[Dataset rows]
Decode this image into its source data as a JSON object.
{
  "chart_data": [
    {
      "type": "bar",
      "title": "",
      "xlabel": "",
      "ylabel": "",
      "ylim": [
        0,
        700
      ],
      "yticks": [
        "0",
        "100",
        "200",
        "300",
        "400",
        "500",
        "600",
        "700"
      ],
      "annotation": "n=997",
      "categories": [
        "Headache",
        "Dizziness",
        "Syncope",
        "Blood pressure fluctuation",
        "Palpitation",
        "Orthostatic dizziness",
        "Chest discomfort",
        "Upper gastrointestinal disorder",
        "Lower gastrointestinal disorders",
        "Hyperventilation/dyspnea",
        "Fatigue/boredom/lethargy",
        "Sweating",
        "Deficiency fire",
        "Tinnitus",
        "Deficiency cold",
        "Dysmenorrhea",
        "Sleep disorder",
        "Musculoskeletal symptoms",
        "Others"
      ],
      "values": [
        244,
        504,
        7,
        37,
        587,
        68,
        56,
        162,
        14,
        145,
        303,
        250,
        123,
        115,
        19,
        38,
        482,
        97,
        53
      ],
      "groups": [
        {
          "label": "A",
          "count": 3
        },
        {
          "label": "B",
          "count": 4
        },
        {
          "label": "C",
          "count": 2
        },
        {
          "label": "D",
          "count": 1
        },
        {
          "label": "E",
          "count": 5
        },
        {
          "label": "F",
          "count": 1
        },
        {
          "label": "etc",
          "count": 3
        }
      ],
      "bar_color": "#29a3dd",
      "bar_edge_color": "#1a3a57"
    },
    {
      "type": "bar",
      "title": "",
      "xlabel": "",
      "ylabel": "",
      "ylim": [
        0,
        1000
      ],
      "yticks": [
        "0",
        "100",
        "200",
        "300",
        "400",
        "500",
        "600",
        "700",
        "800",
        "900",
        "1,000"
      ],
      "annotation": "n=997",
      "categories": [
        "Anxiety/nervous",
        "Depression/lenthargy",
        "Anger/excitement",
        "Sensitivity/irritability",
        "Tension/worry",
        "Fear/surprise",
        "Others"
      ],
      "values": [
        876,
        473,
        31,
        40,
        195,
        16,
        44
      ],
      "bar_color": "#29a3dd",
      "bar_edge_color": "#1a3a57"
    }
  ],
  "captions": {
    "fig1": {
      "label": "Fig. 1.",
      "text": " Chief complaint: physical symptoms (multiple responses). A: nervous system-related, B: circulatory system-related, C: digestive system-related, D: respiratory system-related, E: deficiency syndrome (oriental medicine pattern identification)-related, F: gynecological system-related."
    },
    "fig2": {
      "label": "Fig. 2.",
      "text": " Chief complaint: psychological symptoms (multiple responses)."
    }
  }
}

• WORK REQUIRED: Find how many lines in the material hold the word "text" and state that number alone.

• SOLUTION BELOW: 2